EXERCISE REQUIREMENTS
Look at the entries below and reproduce them exactly.
--- START OF DATA EXCERPTS ---
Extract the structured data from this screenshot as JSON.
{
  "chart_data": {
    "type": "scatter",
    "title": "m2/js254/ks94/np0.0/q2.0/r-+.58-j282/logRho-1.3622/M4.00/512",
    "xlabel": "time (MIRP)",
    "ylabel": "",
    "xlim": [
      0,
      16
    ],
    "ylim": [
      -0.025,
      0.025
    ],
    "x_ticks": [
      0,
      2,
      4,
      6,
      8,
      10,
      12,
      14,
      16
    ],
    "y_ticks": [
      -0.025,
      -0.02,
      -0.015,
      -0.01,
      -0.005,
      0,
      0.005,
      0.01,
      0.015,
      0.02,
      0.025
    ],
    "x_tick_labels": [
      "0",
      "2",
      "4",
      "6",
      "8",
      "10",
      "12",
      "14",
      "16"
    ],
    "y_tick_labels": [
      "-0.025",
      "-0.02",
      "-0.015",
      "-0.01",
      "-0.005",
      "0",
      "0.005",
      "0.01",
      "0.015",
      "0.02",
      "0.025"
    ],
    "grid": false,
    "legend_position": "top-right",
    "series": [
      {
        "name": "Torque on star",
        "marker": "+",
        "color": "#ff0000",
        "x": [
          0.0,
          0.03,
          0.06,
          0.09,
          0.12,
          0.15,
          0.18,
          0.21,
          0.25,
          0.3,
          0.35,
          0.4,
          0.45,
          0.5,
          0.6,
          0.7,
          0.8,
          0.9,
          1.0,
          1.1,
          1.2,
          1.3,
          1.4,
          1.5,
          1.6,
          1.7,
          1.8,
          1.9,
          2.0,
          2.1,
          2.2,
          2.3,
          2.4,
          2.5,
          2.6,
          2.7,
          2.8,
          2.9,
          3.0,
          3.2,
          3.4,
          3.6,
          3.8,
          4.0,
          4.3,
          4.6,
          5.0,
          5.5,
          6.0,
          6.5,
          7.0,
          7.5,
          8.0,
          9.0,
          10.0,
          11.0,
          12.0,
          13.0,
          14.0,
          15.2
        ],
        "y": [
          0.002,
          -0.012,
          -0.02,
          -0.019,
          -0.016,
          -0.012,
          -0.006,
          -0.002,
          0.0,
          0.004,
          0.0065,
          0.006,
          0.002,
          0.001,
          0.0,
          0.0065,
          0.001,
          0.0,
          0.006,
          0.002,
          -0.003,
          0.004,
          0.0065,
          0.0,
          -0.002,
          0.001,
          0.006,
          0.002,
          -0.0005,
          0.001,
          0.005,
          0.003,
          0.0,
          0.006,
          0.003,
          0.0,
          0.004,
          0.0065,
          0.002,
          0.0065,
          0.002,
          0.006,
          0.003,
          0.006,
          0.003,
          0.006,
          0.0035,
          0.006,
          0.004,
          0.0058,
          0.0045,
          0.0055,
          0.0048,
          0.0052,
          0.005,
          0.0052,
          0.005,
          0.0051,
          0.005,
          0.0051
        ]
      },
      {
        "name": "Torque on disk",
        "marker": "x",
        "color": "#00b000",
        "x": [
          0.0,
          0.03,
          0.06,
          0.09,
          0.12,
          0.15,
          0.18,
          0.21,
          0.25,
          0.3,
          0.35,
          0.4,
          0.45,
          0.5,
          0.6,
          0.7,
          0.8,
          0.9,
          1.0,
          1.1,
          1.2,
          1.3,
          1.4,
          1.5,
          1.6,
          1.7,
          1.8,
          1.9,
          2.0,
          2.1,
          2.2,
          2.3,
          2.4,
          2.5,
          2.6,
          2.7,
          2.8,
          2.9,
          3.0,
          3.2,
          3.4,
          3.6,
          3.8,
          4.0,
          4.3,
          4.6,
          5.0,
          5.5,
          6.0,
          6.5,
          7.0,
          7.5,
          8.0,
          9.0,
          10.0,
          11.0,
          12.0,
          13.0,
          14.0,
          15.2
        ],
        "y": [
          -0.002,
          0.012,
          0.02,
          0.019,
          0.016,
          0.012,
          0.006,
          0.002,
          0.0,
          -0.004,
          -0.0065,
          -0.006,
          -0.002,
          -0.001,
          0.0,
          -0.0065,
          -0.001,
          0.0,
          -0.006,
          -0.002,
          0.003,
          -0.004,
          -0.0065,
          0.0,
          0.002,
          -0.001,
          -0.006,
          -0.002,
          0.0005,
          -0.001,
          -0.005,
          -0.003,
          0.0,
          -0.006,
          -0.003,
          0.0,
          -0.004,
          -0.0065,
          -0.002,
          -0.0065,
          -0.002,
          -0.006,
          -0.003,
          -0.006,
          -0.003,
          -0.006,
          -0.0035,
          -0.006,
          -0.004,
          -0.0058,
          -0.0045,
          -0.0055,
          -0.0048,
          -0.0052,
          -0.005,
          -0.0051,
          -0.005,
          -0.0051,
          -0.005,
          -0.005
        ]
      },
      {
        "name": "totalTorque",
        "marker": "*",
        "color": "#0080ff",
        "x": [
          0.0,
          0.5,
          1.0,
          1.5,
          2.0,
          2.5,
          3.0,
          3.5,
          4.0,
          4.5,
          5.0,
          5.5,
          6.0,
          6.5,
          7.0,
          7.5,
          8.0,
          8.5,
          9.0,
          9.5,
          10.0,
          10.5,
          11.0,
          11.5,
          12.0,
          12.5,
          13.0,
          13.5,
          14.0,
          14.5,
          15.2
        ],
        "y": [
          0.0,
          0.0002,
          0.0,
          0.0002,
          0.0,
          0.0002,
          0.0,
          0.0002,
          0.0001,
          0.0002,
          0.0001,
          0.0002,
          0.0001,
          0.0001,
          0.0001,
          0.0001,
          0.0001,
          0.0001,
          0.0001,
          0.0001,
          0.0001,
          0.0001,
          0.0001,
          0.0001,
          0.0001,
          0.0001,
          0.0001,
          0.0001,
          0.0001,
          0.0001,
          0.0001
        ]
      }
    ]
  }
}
--- END OF DATA EXCERPTS ---
COMPLETE RESPONSE
Extract the structured data from this screenshot as JSON.
{
  "chart_data": {
    "type": "scatter",
    "title": "m2/js254/ks94/np0.0/q2.0/r-+.58-j282/logRho-1.3622/M4.00/512",
    "xlabel": "time (MIRP)",
    "ylabel": "",
    "xlim": [
      0,
      16
    ],
    "ylim": [
      -0.025,
      0.025
    ],
    "x_ticks": [
      0,
      2,
      4,
      6,
      8,
      10,
      12,
      14,
      16
    ],
    "y_ticks": [
      -0.025,
      -0.02,
      -0.015,
      -0.01,
      -0.005,
      0,
      0.005,
      0.01,
      0.015,
      0.02,
      0.025
    ],
    "x_tick_labels": [
      "0",
      "2",
      "4",
      "6",
      "8",
      "10",
      "12",
      "14",
      "16"
    ],
    "y_tick_labels": [
      "-0.025",
      "-0.02",
      "-0.015",
      "-0.01",
      "-0.005",
      "0",
      "0.005",
      "0.01",
      "0.015",
      "0.02",
      "0.025"
    ],
    "grid": false,
    "legend_position": "top-right",
    "series": [
      {
        "name": "Torque on star",
        "marker": "+",
        "color": "#ff0000",
        "x": [
          0.0,
          0.03,
          0.06,
          0.09,
          0.12,
          0.15,
          0.18,
          0.21,
          0.25,
          0.3,
          0.35,
          0.4,
          0.45,
          0.5,
          0.6,
          0.7,
          0.8,
          0.9,
          1.0,
          1.1,
          1.2,
          1.3,
          1.4,
          1.5,
          1.6,
          1.7,
          1.8,
          1.9,
          2.0,
          2.1,
          2.2,
          2.3,
          2.4,
          2.5,
          2.6,
          2.7,
          2.8,
          2.9,
          3.0,
          3.2,
          3.4,
          3.6,
          3.8,
          4.0,
          4.3,
          4.6,
          5.0,
          5.5,
          6.0,
          6.5,
          7.0,
          7.5,
          8.0,
          9.0,
          10.0,
          11.0,
          12.0,
          13.0,
          14.0,
          15.2
        ],
        "y": [
          0.002,
          -0.012,
          -0.02,
          -0.019,
          -0.016,
          -0.012,
          -0.006,
          -0.002,
          0.0,
          0.004,
          0.0065,
          0.006,
          0.002,
          0.001,
          0.0,
          0.0065,
          0.001,
          0.0,
          0.006,
          0.002,
          -0.003,
          0.004,
          0.0065,
          0.0,
          -0.002,
          0.001,
          0.006,
          0.002,
          -0.0005,
          0.001,
          0.005,
          0.003,
          0.0,
          0.006,
          0.003,
          0.0,
          0.004,
          0.0065,
          0.002,
          0.0065,
          0.002,
          0.006,
          0.003,
          0.006,
          0.003,
          0.006,
          0.0035,
          0.006,
          0.004,
          0.0058,
          0.0045,
          0.0055,
          0.0048,
          0.0052,
          0.005,
          0.0052,
          0.005,
          0.0051,
          0.005,
          0.0051
        ]
      },
      {
        "name": "Torque on disk",
        "marker": "x",
        "color": "#00b000",
        "x": [
          0.0,
          0.03,
          0.06,
          0.09,
          0.12,
          0.15,
          0.18,
          0.21,
          0.25,
          0.3,
          0.35,
          0.4,
          0.45,
          0.5,
          0.6,
          0.7,
          0.8,
          0.9,
          1.0,
          1.1,
          1.2,
          1.3,
          1.4,
          1.5,
          1.6,
          1.7,
          1.8,
          1.9,
          2.0,
          2.1,
          2.2,
          2.3,
          2.4,
          2.5,
          2.6,
          2.7,
          2.8,
          2.9,
          3.0,
          3.2,
          3.4,
          3.6,
          3.8,
          4.0,
          4.3,
          4.6,
          5.0,
          5.5,
          6.0,
          6.5,
          7.0,
          7.5,
          8.0,
          9.0,
          10.0,
          11.0,
          12.0,
          13.0,
          14.0,
          15.2
        ],
        "y": [
          -0.002,
          0.012,
          0.02,
          0.019,
          0.016,
          0.012,
          0.006,
          0.002,
          0.0,
          -0.004,
          -0.0065,
          -0.006,
          -0.002,
          -0.001,
          0.0,
          -0.0065,
          -0.001,
          0.0,
          -0.006,
          -0.002,
          0.003,
          -0.004,
          -0.0065,
          0.0,
          0.002,
          -0.001,
          -0.006,
          -0.002,
          0.0005,
          -0.001,
          -0.005,
          -0.003,
          0.0,
          -0.006,
          -0.003,
          0.0,
          -0.004,
          -0.0065,
          -0.002,
          -0.0065,
          -0.002,
          -0.006,
          -0.003,
          -0.006,
          -0.003,
          -0.006,
          -0.0035,
          -0.006,
          -0.004,
          -0.0058,
          -0.0045,
          -0.0055,
          -0.0048,
          -0.0052,
          -0.005,
          -0.0051,
          -0.005,
          -0.0051,
          -0.005,
          -0.005
        ]
      },
      {
        "name": "totalTorque",
        "marker": "*",
        "color": "#0080ff",
        "x": [
          0.0,
          0.5,
          1.0,
          1.5,
          2.0,
          2.5,
          3.0,
          3.5,
          4.0,
          4.5,
          5.0,
          5.5,
          6.0,
          6.5,
          7.0,
          7.5,
          8.0,
          8.5,
          9.0,
          9.5,
          10.0,
          10.5,
          11.0,
          11.5,
          12.0,
          12.5,
          13.0,
          13.5,
          14.0,
          14.5,
          15.2
        ],
        "y": [
          0.0,
          0.0002,
          0.0,
          0.0002,
          0.0,
          0.0002,
          0.0,
          0.0002,
          0.0001,
          0.0002,
          0.0001,
          0.0002,
          0.0001,
          0.0001,
          0.0001,
          0.0001,
          0.0001,
          0.0001,
          0.0001,
          0.0001,
          0.0001,
          0.0001,
          0.0001,
          0.0001,
          0.0001,
          0.0001,
          0.0001,
          0.0001,
          0.0001,
          0.0001,
          0.0001
        ]
      }
    ]
  }
}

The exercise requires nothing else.